Repeat the whole listing exactly.

***** Records for this task

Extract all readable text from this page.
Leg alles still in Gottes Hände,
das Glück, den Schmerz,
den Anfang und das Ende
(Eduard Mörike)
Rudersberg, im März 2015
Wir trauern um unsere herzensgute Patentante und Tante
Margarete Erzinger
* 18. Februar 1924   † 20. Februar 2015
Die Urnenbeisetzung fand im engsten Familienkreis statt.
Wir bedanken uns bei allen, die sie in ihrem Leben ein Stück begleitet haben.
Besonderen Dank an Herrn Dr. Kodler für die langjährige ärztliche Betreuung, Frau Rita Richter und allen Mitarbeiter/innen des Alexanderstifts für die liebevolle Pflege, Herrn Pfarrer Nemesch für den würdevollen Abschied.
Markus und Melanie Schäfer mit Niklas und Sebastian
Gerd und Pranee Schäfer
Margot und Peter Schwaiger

**********

- **Answer below**:
Extract all readable text from this page.
Leg alles still in Gottes Hände,
das Glück, den Schmerz,
den Anfang und das Ende
(Eduard Mörike)
Rudersberg, im März 2015
Wir trauern um unsere herzensgute Patentante und Tante
Margarete Erzinger
* 18. Februar 1924   † 20. Februar 2015
Die Urnenbeisetzung fand im engsten Familienkreis statt.
Wir bedanken uns bei allen, die sie in ihrem Leben ein Stück begleitet haben.
Besonderen Dank an Herrn Dr. Kodler für die langjährige ärztliche Betreuung, Frau Rita Richter und allen Mitarbeiter/innen des Alexanderstifts für die liebevolle Pflege, Herrn Pfarrer Nemesch für den würdevollen Abschied.
Markus und Melanie Schäfer mit Niklas und Sebastian
Gerd und Pranee Schäfer
Margot und Peter Schwaiger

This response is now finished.